*What is required*: From the listing below, extract every line in which the word "content" appears.

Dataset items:
━━━━

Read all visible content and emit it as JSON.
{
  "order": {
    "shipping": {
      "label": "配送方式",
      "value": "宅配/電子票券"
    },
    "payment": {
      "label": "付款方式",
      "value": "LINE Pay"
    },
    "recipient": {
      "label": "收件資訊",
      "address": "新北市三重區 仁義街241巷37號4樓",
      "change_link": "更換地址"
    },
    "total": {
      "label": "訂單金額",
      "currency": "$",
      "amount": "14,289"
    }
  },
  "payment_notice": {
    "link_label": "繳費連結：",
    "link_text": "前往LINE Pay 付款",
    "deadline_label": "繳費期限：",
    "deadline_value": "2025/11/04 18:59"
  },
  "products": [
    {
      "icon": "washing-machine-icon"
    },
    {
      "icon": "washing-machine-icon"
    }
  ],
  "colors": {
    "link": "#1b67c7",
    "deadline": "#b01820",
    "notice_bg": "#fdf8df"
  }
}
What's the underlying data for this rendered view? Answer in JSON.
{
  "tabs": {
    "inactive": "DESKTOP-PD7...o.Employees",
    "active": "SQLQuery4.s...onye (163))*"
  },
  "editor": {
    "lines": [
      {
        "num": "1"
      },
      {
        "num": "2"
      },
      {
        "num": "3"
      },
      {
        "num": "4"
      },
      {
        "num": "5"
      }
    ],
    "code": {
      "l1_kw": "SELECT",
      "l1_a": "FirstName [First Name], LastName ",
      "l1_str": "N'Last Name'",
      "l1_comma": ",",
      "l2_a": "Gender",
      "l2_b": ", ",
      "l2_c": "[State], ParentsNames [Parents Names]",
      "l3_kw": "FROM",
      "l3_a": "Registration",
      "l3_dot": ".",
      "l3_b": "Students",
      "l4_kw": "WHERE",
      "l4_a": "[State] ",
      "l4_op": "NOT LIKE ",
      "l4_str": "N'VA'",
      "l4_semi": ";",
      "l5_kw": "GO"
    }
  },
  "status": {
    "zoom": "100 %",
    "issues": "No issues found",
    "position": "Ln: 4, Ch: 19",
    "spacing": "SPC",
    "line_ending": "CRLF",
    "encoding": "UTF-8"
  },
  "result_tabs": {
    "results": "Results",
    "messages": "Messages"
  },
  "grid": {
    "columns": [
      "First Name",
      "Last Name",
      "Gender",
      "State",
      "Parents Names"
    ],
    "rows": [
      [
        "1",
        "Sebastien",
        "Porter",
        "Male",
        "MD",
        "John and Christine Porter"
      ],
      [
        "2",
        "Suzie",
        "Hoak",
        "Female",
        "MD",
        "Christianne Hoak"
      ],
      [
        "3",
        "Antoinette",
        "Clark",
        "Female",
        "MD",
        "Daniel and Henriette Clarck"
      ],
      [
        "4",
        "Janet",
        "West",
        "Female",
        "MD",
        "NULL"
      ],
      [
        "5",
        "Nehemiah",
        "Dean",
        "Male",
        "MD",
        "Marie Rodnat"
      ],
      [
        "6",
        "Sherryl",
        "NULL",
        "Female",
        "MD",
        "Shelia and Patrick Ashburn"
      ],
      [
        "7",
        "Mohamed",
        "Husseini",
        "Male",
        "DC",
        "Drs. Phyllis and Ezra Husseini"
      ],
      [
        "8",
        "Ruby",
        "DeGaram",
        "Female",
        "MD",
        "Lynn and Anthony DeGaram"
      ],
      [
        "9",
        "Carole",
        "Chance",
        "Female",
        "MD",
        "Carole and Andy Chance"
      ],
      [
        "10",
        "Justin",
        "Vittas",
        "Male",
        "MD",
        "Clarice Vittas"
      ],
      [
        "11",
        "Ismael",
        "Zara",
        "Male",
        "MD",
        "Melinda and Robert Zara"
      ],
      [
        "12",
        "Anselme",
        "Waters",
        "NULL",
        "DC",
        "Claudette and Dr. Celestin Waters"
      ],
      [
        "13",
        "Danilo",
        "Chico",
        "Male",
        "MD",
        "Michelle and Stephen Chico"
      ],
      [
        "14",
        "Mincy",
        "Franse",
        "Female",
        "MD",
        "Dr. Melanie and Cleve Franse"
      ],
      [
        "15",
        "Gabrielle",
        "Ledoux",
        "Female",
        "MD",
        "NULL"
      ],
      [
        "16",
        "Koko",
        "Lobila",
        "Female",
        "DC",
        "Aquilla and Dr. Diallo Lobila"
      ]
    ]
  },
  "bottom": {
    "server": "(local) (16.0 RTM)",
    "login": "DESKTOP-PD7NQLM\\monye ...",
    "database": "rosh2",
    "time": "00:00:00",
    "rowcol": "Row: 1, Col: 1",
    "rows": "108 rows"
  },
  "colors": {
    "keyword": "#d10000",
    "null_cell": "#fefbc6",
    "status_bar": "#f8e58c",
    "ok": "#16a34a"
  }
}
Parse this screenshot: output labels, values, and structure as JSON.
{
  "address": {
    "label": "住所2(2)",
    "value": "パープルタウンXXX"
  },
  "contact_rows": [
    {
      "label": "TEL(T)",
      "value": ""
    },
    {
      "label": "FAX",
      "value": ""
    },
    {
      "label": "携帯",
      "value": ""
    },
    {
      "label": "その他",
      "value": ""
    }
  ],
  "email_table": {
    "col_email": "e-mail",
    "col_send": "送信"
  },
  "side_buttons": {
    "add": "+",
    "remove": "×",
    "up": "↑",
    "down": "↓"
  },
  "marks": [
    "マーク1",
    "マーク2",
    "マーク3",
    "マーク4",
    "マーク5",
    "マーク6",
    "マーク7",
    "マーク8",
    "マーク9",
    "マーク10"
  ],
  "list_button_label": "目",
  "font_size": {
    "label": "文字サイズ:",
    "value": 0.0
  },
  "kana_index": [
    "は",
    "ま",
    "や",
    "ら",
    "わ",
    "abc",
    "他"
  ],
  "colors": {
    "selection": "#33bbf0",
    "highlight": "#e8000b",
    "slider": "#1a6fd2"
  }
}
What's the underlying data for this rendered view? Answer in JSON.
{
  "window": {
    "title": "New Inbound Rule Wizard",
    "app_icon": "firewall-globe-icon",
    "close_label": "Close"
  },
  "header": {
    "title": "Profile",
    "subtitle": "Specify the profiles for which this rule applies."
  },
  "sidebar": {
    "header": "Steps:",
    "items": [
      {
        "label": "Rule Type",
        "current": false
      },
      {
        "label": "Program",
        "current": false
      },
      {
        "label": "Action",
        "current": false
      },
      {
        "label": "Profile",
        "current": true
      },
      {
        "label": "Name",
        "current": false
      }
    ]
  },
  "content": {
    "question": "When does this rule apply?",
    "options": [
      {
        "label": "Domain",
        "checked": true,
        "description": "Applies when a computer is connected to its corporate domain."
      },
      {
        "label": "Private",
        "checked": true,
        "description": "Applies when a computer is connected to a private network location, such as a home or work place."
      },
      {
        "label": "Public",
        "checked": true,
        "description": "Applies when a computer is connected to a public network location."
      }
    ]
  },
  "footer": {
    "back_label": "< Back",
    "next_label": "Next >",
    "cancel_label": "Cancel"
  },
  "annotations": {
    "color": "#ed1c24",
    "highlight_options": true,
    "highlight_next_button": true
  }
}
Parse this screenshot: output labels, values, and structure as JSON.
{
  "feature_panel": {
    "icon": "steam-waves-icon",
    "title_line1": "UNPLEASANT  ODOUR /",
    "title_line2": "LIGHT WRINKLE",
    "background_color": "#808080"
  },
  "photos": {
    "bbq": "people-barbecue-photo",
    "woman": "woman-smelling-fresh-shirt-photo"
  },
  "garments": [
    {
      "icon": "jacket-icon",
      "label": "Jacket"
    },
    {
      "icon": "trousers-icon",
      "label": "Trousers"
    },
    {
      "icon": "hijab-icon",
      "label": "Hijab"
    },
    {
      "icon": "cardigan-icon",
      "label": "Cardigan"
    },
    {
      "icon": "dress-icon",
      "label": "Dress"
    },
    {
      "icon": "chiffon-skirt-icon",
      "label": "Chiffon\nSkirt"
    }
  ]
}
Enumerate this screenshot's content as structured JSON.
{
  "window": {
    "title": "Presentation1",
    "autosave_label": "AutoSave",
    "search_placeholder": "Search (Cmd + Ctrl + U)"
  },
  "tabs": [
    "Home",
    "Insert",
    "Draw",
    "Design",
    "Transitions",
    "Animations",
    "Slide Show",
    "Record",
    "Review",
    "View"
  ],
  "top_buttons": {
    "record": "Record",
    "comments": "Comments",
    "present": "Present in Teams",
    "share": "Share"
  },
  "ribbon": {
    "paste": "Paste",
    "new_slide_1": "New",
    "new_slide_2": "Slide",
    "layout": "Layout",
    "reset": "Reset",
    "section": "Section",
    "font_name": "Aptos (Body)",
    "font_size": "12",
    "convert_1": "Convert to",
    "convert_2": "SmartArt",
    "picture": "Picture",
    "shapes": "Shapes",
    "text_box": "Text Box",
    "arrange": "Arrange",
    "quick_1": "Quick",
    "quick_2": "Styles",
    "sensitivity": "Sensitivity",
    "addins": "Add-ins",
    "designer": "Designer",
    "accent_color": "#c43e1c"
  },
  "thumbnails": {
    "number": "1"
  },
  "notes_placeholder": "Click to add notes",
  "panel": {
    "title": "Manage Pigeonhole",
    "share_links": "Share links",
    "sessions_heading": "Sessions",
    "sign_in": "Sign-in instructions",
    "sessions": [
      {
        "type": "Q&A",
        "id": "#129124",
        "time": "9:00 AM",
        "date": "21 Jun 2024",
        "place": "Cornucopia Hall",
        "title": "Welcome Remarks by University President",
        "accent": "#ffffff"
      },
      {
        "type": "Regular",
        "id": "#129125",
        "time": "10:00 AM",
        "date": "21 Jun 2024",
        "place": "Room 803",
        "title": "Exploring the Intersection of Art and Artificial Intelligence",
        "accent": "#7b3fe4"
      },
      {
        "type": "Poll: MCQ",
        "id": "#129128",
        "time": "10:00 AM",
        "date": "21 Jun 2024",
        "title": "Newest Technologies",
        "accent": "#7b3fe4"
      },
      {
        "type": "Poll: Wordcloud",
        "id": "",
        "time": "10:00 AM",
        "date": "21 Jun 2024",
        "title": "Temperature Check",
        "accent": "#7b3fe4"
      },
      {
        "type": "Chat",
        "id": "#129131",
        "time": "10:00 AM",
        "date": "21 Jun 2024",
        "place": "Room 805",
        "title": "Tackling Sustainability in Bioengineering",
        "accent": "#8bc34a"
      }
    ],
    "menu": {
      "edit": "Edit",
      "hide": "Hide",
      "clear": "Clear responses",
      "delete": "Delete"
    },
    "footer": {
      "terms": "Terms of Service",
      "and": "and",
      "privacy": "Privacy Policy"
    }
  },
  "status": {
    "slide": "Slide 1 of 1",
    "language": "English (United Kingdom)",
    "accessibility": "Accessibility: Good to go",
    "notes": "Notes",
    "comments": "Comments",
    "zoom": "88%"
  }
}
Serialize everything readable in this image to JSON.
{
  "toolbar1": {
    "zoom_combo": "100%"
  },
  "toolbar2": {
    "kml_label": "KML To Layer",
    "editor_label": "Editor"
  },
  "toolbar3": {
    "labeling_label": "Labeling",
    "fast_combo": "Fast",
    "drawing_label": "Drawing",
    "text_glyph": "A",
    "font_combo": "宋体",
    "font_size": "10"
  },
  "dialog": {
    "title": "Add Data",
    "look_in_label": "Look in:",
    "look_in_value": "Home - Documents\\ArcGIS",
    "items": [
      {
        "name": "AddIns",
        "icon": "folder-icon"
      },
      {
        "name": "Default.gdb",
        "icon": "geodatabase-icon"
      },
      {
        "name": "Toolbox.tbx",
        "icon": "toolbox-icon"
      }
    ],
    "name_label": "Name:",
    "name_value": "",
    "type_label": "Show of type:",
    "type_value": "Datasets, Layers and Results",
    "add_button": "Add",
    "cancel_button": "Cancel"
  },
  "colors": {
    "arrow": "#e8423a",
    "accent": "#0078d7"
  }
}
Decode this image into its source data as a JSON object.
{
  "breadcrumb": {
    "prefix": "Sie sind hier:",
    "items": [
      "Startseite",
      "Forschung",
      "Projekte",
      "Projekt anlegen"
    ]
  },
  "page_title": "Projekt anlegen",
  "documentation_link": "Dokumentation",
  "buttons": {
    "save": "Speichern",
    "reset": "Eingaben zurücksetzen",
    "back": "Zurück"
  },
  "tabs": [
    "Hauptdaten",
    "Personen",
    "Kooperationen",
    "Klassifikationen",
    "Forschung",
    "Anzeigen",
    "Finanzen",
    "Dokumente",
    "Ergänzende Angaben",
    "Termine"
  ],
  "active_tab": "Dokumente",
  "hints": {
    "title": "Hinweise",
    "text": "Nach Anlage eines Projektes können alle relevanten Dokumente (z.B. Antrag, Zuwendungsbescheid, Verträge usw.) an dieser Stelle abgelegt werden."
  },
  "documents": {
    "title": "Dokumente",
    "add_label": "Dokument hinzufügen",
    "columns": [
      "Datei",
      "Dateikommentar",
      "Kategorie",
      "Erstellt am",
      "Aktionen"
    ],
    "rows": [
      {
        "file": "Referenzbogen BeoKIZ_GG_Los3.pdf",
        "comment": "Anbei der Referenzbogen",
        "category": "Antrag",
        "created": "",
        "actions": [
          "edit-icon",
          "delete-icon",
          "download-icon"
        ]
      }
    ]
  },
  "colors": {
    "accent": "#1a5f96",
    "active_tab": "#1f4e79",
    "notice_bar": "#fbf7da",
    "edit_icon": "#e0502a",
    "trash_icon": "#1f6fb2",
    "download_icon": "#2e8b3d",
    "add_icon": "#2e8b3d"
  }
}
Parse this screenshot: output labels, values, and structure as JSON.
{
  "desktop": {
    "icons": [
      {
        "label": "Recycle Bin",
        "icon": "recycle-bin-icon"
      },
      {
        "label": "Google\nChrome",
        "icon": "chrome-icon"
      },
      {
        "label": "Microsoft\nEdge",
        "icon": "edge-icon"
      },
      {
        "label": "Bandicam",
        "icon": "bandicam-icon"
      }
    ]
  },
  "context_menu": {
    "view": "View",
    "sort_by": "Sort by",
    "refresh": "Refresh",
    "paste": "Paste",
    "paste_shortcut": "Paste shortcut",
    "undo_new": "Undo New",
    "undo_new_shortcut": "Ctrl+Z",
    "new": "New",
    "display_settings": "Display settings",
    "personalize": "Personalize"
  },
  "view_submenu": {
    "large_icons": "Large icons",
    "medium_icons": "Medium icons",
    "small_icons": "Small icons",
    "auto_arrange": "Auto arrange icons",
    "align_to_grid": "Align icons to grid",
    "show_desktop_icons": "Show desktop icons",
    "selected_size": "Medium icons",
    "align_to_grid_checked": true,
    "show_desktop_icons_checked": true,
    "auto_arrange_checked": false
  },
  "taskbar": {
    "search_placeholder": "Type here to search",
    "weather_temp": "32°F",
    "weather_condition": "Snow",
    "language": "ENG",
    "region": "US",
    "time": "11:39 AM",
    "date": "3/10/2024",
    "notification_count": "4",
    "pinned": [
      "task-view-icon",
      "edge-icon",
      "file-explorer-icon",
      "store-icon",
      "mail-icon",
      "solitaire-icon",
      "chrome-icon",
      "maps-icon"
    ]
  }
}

━━━━

*Task response*:
Read all visible content and emit it as JSON.
  "content": {
Enumerate this screenshot's content as structured JSON.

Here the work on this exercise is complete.